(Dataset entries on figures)
────────────────
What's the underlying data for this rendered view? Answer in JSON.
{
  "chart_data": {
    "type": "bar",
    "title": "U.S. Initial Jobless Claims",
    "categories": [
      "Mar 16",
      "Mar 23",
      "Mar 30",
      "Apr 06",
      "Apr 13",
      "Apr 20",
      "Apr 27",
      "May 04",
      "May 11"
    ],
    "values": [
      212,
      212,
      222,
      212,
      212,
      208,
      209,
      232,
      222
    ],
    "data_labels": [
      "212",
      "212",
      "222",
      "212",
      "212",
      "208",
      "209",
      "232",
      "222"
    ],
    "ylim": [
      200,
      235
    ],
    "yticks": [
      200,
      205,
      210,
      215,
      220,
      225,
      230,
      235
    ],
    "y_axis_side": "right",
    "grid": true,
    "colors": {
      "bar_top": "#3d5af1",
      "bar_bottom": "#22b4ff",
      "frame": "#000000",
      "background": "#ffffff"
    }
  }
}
────────────────
Repeat the records above exactly.

What's the underlying data for this rendered view? Answer in JSON.
{
  "chart_data": {
    "type": "bar",
    "title": "U.S. Initial Jobless Claims",
    "categories": [
      "Mar 16",
      "Mar 23",
      "Mar 30",
      "Apr 06",
      "Apr 13",
      "Apr 20",
      "Apr 27",
      "May 04",
      "May 11"
    ],
    "values": [
      212,
      212,
      222,
      212,
      212,
      208,
      209,
      232,
      222
    ],
    "data_labels": [
      "212",
      "212",
      "222",
      "212",
      "212",
      "208",
      "209",
      "232",
      "222"
    ],
    "ylim": [
      200,
      235
    ],
    "yticks": [
      200,
      205,
      210,
      215,
      220,
      225,
      230,
      235
    ],
    "y_axis_side": "right",
    "grid": true,
    "colors": {
      "bar_top": "#3d5af1",
      "bar_bottom": "#22b4ff",
      "frame": "#000000",
      "background": "#ffffff"
    }
  }
}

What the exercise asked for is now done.